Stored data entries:
--------------------

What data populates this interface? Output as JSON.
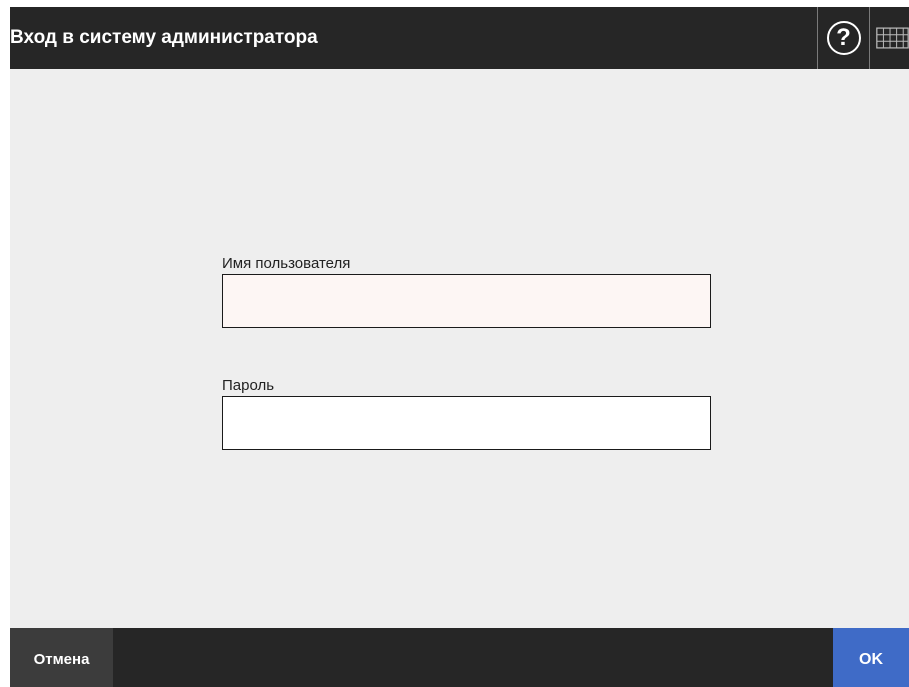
{
  "header": {
    "title": "Вход в систему администратора",
    "help_icon": "help-icon",
    "help_glyph": "?",
    "keyboard_icon": "keyboard-icon"
  },
  "form": {
    "username": {
      "label": "Имя пользователя",
      "value": ""
    },
    "password": {
      "label": "Пароль",
      "value": ""
    }
  },
  "footer": {
    "cancel_label": "Отмена",
    "ok_label": "OK"
  },
  "colors": {
    "header_bg": "#262626",
    "content_bg": "#eeeeee",
    "ok_accent": "#3f6bc7",
    "cancel_bg": "#3c3c3c"
  }
}
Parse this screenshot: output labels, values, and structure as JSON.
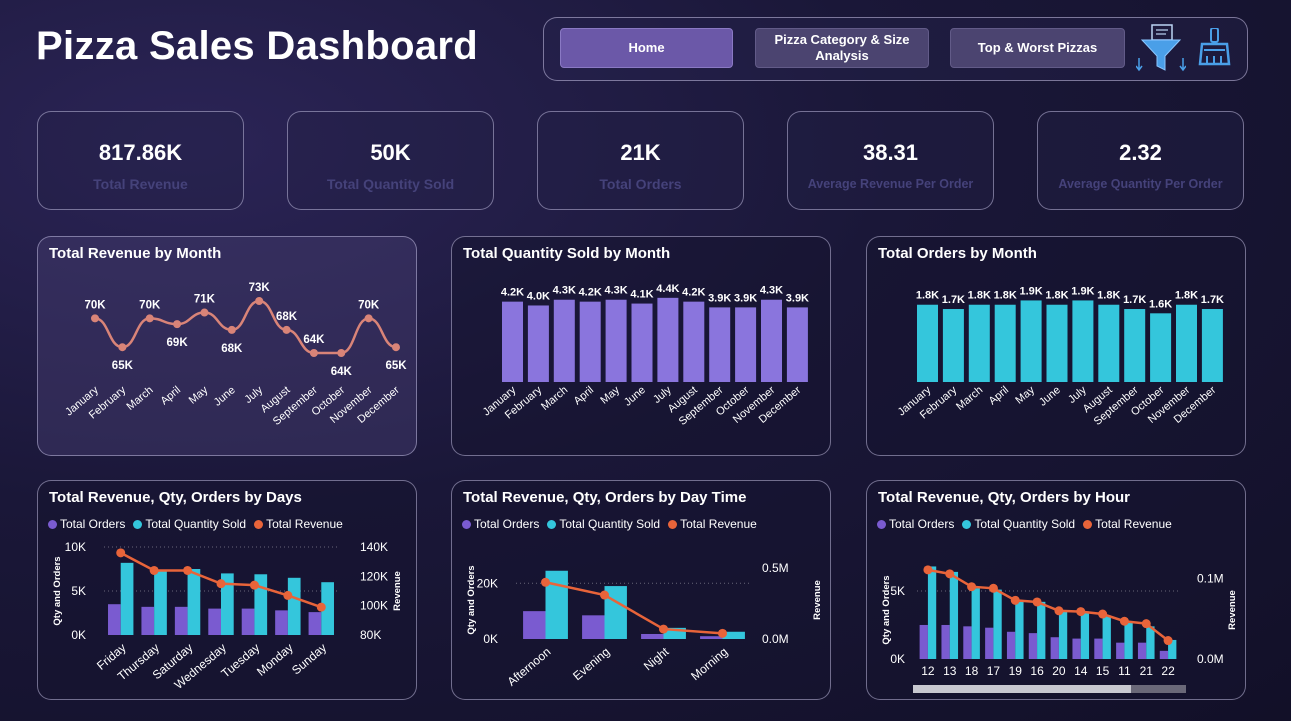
{
  "title": "Pizza Sales Dashboard",
  "nav": {
    "home": "Home",
    "category": "Pizza Category & Size Analysis",
    "topworst": "Top & Worst Pizzas",
    "filter_icon": "filter-funnel-icon",
    "clear_icon": "eraser-broom-icon"
  },
  "kpis": [
    {
      "value": "817.86K",
      "label": "Total Revenue"
    },
    {
      "value": "50K",
      "label": "Total Quantity Sold"
    },
    {
      "value": "21K",
      "label": "Total Orders"
    },
    {
      "value": "38.31",
      "label": "Average Revenue Per Order"
    },
    {
      "value": "2.32",
      "label": "Average Quantity Per Order"
    }
  ],
  "colors": {
    "orders": "#7a5bd0",
    "qty": "#34c6dc",
    "revenue": "#e8643a",
    "revenue_line": "#d98478",
    "qty_bar": "#8a75dd"
  },
  "chart_data": [
    {
      "type": "line",
      "title": "Total Revenue by Month",
      "categories": [
        "January",
        "February",
        "March",
        "April",
        "May",
        "June",
        "July",
        "August",
        "September",
        "October",
        "November",
        "December"
      ],
      "values": [
        70,
        65,
        70,
        69,
        71,
        68,
        73,
        68,
        64,
        64,
        70,
        65
      ],
      "labels": [
        "70K",
        "65K",
        "70K",
        "69K",
        "71K",
        "68K",
        "73K",
        "68K",
        "64K",
        "64K",
        "70K",
        "65K"
      ]
    },
    {
      "type": "bar",
      "title": "Total Quantity Sold by Month",
      "categories": [
        "January",
        "February",
        "March",
        "April",
        "May",
        "June",
        "July",
        "August",
        "September",
        "October",
        "November",
        "December"
      ],
      "values": [
        4.2,
        4.0,
        4.3,
        4.2,
        4.3,
        4.1,
        4.4,
        4.2,
        3.9,
        3.9,
        4.3,
        3.9
      ],
      "labels": [
        "4.2K",
        "4.0K",
        "4.3K",
        "4.2K",
        "4.3K",
        "4.1K",
        "4.4K",
        "4.2K",
        "3.9K",
        "3.9K",
        "4.3K",
        "3.9K"
      ]
    },
    {
      "type": "bar",
      "title": "Total Orders by Month",
      "categories": [
        "January",
        "February",
        "March",
        "April",
        "May",
        "June",
        "July",
        "August",
        "September",
        "October",
        "November",
        "December"
      ],
      "values": [
        1.8,
        1.7,
        1.8,
        1.8,
        1.9,
        1.8,
        1.9,
        1.8,
        1.7,
        1.6,
        1.8,
        1.7
      ],
      "labels": [
        "1.8K",
        "1.7K",
        "1.8K",
        "1.8K",
        "1.9K",
        "1.8K",
        "1.9K",
        "1.8K",
        "1.7K",
        "1.6K",
        "1.8K",
        "1.7K"
      ]
    },
    {
      "type": "bar",
      "title": "Total Revenue, Qty, Orders by Days",
      "legend": [
        "Total Orders",
        "Total Quantity Sold",
        "Total Revenue"
      ],
      "categories": [
        "Friday",
        "Thursday",
        "Saturday",
        "Wednesday",
        "Tuesday",
        "Monday",
        "Sunday"
      ],
      "series": [
        {
          "name": "Total Orders",
          "values": [
            3.5,
            3.2,
            3.2,
            3.0,
            3.0,
            2.8,
            2.6
          ]
        },
        {
          "name": "Total Quantity Sold",
          "values": [
            8.2,
            7.4,
            7.5,
            7.0,
            6.9,
            6.5,
            6.0
          ]
        },
        {
          "name": "Total Revenue",
          "values": [
            136,
            124,
            124,
            115,
            114,
            107,
            99
          ]
        }
      ],
      "ylabel": "Qty and Orders",
      "y2label": "Revenue",
      "yticks": [
        "0K",
        "5K",
        "10K"
      ],
      "y2ticks": [
        "80K",
        "100K",
        "120K",
        "140K"
      ],
      "ylim": [
        0,
        10
      ],
      "y2lim": [
        80,
        140
      ]
    },
    {
      "type": "bar",
      "title": "Total Revenue, Qty, Orders by Day Time",
      "legend": [
        "Total Orders",
        "Total Quantity Sold",
        "Total Revenue"
      ],
      "categories": [
        "Afternoon",
        "Evening",
        "Night",
        "Morning"
      ],
      "series": [
        {
          "name": "Total Orders",
          "values": [
            10,
            8.5,
            1.8,
            1.0
          ]
        },
        {
          "name": "Total Quantity Sold",
          "values": [
            24.5,
            19,
            4.0,
            2.6
          ]
        },
        {
          "name": "Total Revenue",
          "values": [
            0.4,
            0.31,
            0.07,
            0.04
          ]
        }
      ],
      "ylabel": "Qty and Orders",
      "y2label": "Revenue",
      "yticks": [
        "0K",
        "20K"
      ],
      "y2ticks": [
        "0.0M",
        "0.5M"
      ],
      "ylim": [
        0,
        28
      ],
      "y2lim": [
        0,
        0.55
      ]
    },
    {
      "type": "bar",
      "title": "Total Revenue, Qty, Orders by Hour",
      "legend": [
        "Total Orders",
        "Total Quantity Sold",
        "Total Revenue"
      ],
      "categories": [
        "12",
        "13",
        "18",
        "17",
        "19",
        "16",
        "20",
        "14",
        "15",
        "11",
        "21",
        "22"
      ],
      "series": [
        {
          "name": "Total Orders",
          "values": [
            2.5,
            2.5,
            2.4,
            2.3,
            2.0,
            1.9,
            1.6,
            1.5,
            1.5,
            1.2,
            1.2,
            0.6
          ]
        },
        {
          "name": "Total Quantity Sold",
          "values": [
            6.8,
            6.4,
            5.2,
            5.1,
            4.2,
            4.2,
            3.5,
            3.5,
            3.2,
            2.7,
            2.4,
            1.4
          ]
        },
        {
          "name": "Total Revenue",
          "values": [
            0.111,
            0.106,
            0.09,
            0.088,
            0.073,
            0.071,
            0.06,
            0.059,
            0.056,
            0.047,
            0.044,
            0.023
          ]
        }
      ],
      "ylabel": "Qty and Orders",
      "y2label": "Revenue",
      "yticks": [
        "0K",
        "5K"
      ],
      "y2ticks": [
        "0.0M",
        "0.1M"
      ],
      "ylim": [
        0,
        7.2
      ],
      "y2lim": [
        0,
        0.122
      ]
    }
  ]
}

--------------------

| Stated task |
Skip the images and write out the rest of the listing exactly.

| The reply |
What data populates this interface? Output as JSON.
{
  "header": {
    "title": "Вход в систему администратора",
    "help_icon": "help-icon",
    "help_glyph": "?",
    "keyboard_icon": "keyboard-icon"
  },
  "form": {
    "username": {
      "label": "Имя пользователя",
      "value": ""
    },
    "password": {
      "label": "Пароль",
      "value": ""
    }
  },
  "footer": {
    "cancel_label": "Отмена",
    "ok_label": "OK"
  },
  "colors": {
    "header_bg": "#262626",
    "content_bg": "#eeeeee",
    "ok_accent": "#3f6bc7",
    "cancel_bg": "#3c3c3c"
  }
}
Parse this screenshot: output labels, values, and structure as JSON.
{
  "title": "Pizza Sales Dashboard",
  "nav": {
    "home": "Home",
    "category": "Pizza Category & Size Analysis",
    "topworst": "Top & Worst Pizzas",
    "filter_icon": "filter-funnel-icon",
    "clear_icon": "eraser-broom-icon"
  },
  "kpis": [
    {
      "value": "817.86K",
      "label": "Total Revenue"
    },
    {
      "value": "50K",
      "label": "Total Quantity Sold"
    },
    {
      "value": "21K",
      "label": "Total Orders"
    },
    {
      "value": "38.31",
      "label": "Average Revenue Per Order"
    },
    {
      "value": "2.32",
      "label": "Average Quantity Per Order"
    }
  ],
  "colors": {
    "orders": "#7a5bd0",
    "qty": "#34c6dc",
    "revenue": "#e8643a",
    "revenue_line": "#d98478",
    "qty_bar": "#8a75dd"
  },
  "chart_data": [
    {
      "type": "line",
      "title": "Total Revenue by Month",
      "categories": [
        "January",
        "February",
        "March",
        "April",
        "May",
        "June",
        "July",
        "August",
        "September",
        "October",
        "November",
        "December"
      ],
      "values": [
        70,
        65,
        70,
        69,
        71,
        68,
        73,
        68,
        64,
        64,
        70,
        65
      ],
      "labels": [
        "70K",
        "65K",
        "70K",
        "69K",
        "71K",
        "68K",
        "73K",
        "68K",
        "64K",
        "64K",
        "70K",
        "65K"
      ]
    },
    {
      "type": "bar",
      "title": "Total Quantity Sold by Month",
      "categories": [
        "January",
        "February",
        "March",
        "April",
        "May",
        "June",
        "July",
        "August",
        "September",
        "October",
        "November",
        "December"
      ],
      "values": [
        4.2,
        4.0,
        4.3,
        4.2,
        4.3,
        4.1,
        4.4,
        4.2,
        3.9,
        3.9,
        4.3,
        3.9
      ],
      "labels": [
        "4.2K",
        "4.0K",
        "4.3K",
        "4.2K",
        "4.3K",
        "4.1K",
        "4.4K",
        "4.2K",
        "3.9K",
        "3.9K",
        "4.3K",
        "3.9K"
      ]
    },
    {
      "type": "bar",
      "title": "Total Orders by Month",
      "categories": [
        "January",
        "February",
        "March",
        "April",
        "May",
        "June",
        "July",
        "August",
        "September",
        "October",
        "November",
        "December"
      ],
      "values": [
        1.8,
        1.7,
        1.8,
        1.8,
        1.9,
        1.8,
        1.9,
        1.8,
        1.7,
        1.6,
        1.8,
        1.7
      ],
      "labels": [
        "1.8K",
        "1.7K",
        "1.8K",
        "1.8K",
        "1.9K",
        "1.8K",
        "1.9K",
        "1.8K",
        "1.7K",
        "1.6K",
        "1.8K",
        "1.7K"
      ]
    },
    {
      "type": "bar",
      "title": "Total Revenue, Qty, Orders by Days",
      "legend": [
        "Total Orders",
        "Total Quantity Sold",
        "Total Revenue"
      ],
      "categories": [
        "Friday",
        "Thursday",
        "Saturday",
        "Wednesday",
        "Tuesday",
        "Monday",
        "Sunday"
      ],
      "series": [
        {
          "name": "Total Orders",
          "values": [
            3.5,
            3.2,
            3.2,
            3.0,
            3.0,
            2.8,
            2.6
          ]
        },
        {
          "name": "Total Quantity Sold",
          "values": [
            8.2,
            7.4,
            7.5,
            7.0,
            6.9,
            6.5,
            6.0
          ]
        },
        {
          "name": "Total Revenue",
          "values": [
            136,
            124,
            124,
            115,
            114,
            107,
            99
          ]
        }
      ],
      "ylabel": "Qty and Orders",
      "y2label": "Revenue",
      "yticks": [
        "0K",
        "5K",
        "10K"
      ],
      "y2ticks": [
        "80K",
        "100K",
        "120K",
        "140K"
      ],
      "ylim": [
        0,
        10
      ],
      "y2lim": [
        80,
        140
      ]
    },
    {
      "type": "bar",
      "title": "Total Revenue, Qty, Orders by Day Time",
      "legend": [
        "Total Orders",
        "Total Quantity Sold",
        "Total Revenue"
      ],
      "categories": [
        "Afternoon",
        "Evening",
        "Night",
        "Morning"
      ],
      "series": [
        {
          "name": "Total Orders",
          "values": [
            10,
            8.5,
            1.8,
            1.0
          ]
        },
        {
          "name": "Total Quantity Sold",
          "values": [
            24.5,
            19,
            4.0,
            2.6
          ]
        },
        {
          "name": "Total Revenue",
          "values": [
            0.4,
            0.31,
            0.07,
            0.04
          ]
        }
      ],
      "ylabel": "Qty and Orders",
      "y2label": "Revenue",
      "yticks": [
        "0K",
        "20K"
      ],
      "y2ticks": [
        "0.0M",
        "0.5M"
      ],
      "ylim": [
        0,
        28
      ],
      "y2lim": [
        0,
        0.55
      ]
    },
    {
      "type": "bar",
      "title": "Total Revenue, Qty, Orders by Hour",
      "legend": [
        "Total Orders",
        "Total Quantity Sold",
        "Total Revenue"
      ],
      "categories": [
        "12",
        "13",
        "18",
        "17",
        "19",
        "16",
        "20",
        "14",
        "15",
        "11",
        "21",
        "22"
      ],
      "series": [
        {
          "name": "Total Orders",
          "values": [
            2.5,
            2.5,
            2.4,
            2.3,
            2.0,
            1.9,
            1.6,
            1.5,
            1.5,
            1.2,
            1.2,
            0.6
          ]
        },
        {
          "name": "Total Quantity Sold",
          "values": [
            6.8,
            6.4,
            5.2,
            5.1,
            4.2,
            4.2,
            3.5,
            3.5,
            3.2,
            2.7,
            2.4,
            1.4
          ]
        },
        {
          "name": "Total Revenue",
          "values": [
            0.111,
            0.106,
            0.09,
            0.088,
            0.073,
            0.071,
            0.06,
            0.059,
            0.056,
            0.047,
            0.044,
            0.023
          ]
        }
      ],
      "ylabel": "Qty and Orders",
      "y2label": "Revenue",
      "yticks": [
        "0K",
        "5K"
      ],
      "y2ticks": [
        "0.0M",
        "0.1M"
      ],
      "ylim": [
        0,
        7.2
      ],
      "y2lim": [
        0,
        0.122
      ]
    }
  ]
}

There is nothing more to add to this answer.